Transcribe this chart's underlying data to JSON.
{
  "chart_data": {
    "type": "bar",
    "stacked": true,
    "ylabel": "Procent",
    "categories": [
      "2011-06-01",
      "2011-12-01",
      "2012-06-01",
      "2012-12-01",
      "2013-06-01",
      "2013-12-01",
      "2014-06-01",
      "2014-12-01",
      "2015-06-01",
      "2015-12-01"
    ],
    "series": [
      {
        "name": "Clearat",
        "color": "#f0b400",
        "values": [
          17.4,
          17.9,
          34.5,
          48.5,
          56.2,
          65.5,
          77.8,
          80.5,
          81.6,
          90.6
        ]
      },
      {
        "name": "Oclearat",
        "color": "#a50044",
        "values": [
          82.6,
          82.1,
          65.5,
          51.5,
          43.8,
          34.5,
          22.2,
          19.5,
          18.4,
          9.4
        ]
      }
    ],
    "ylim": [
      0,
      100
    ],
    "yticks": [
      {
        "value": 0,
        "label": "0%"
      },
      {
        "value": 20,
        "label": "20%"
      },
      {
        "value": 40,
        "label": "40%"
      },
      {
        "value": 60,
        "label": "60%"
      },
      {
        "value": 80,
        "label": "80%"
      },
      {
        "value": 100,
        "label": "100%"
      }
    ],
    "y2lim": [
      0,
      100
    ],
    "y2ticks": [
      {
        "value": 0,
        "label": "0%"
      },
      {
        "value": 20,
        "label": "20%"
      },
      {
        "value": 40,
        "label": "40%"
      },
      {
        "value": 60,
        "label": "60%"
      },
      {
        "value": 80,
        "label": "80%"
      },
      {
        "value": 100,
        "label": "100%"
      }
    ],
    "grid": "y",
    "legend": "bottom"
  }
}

-*-*-

Task details:
Repeat the records above in full, character for character.

Answer in full:
Transcribe this chart's underlying data to JSON.
{
  "chart_data": {
    "type": "bar",
    "stacked": true,
    "ylabel": "Procent",
    "categories": [
      "2011-06-01",
      "2011-12-01",
      "2012-06-01",
      "2012-12-01",
      "2013-06-01",
      "2013-12-01",
      "2014-06-01",
      "2014-12-01",
      "2015-06-01",
      "2015-12-01"
    ],
    "series": [
      {
        "name": "Clearat",
        "color": "#f0b400",
        "values": [
          17.4,
          17.9,
          34.5,
          48.5,
          56.2,
          65.5,
          77.8,
          80.5,
          81.6,
          90.6
        ]
      },
      {
        "name": "Oclearat",
        "color": "#a50044",
        "values": [
          82.6,
          82.1,
          65.5,
          51.5,
          43.8,
          34.5,
          22.2,
          19.5,
          18.4,
          9.4
        ]
      }
    ],
    "ylim": [
      0,
      100
    ],
    "yticks": [
      {
        "value": 0,
        "label": "0%"
      },
      {
        "value": 20,
        "label": "20%"
      },
      {
        "value": 40,
        "label": "40%"
      },
      {
        "value": 60,
        "label": "60%"
      },
      {
        "value": 80,
        "label": "80%"
      },
      {
        "value": 100,
        "label": "100%"
      }
    ],
    "y2lim": [
      0,
      100
    ],
    "y2ticks": [
      {
        "value": 0,
        "label": "0%"
      },
      {
        "value": 20,
        "label": "20%"
      },
      {
        "value": 40,
        "label": "40%"
      },
      {
        "value": 60,
        "label": "60%"
      },
      {
        "value": 80,
        "label": "80%"
      },
      {
        "value": 100,
        "label": "100%"
      }
    ],
    "grid": "y",
    "legend": "bottom"
  }
}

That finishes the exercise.